Repeat every line of the material, character for character.
--- begin INFORMATION GIVEN ---
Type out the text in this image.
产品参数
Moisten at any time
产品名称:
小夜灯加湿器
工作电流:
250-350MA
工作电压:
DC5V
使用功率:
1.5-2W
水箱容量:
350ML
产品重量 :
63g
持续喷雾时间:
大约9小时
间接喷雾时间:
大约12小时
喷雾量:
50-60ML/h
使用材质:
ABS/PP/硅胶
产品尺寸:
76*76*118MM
--- end INFORMATION GIVEN ---
→ TASK RESULT
Type out the text in this image.
产品参数
Moisten at any time
产品名称:
小夜灯加湿器
工作电流:
250-350MA
工作电压:
DC5V
使用功率:
1.5-2W
水箱容量:
350ML
产品重量 :
63g
持续喷雾时间:
大约9小时
间接喷雾时间:
大约12小时
喷雾量:
50-60ML/h
使用材质:
ABS/PP/硅胶
产品尺寸:
76*76*118MM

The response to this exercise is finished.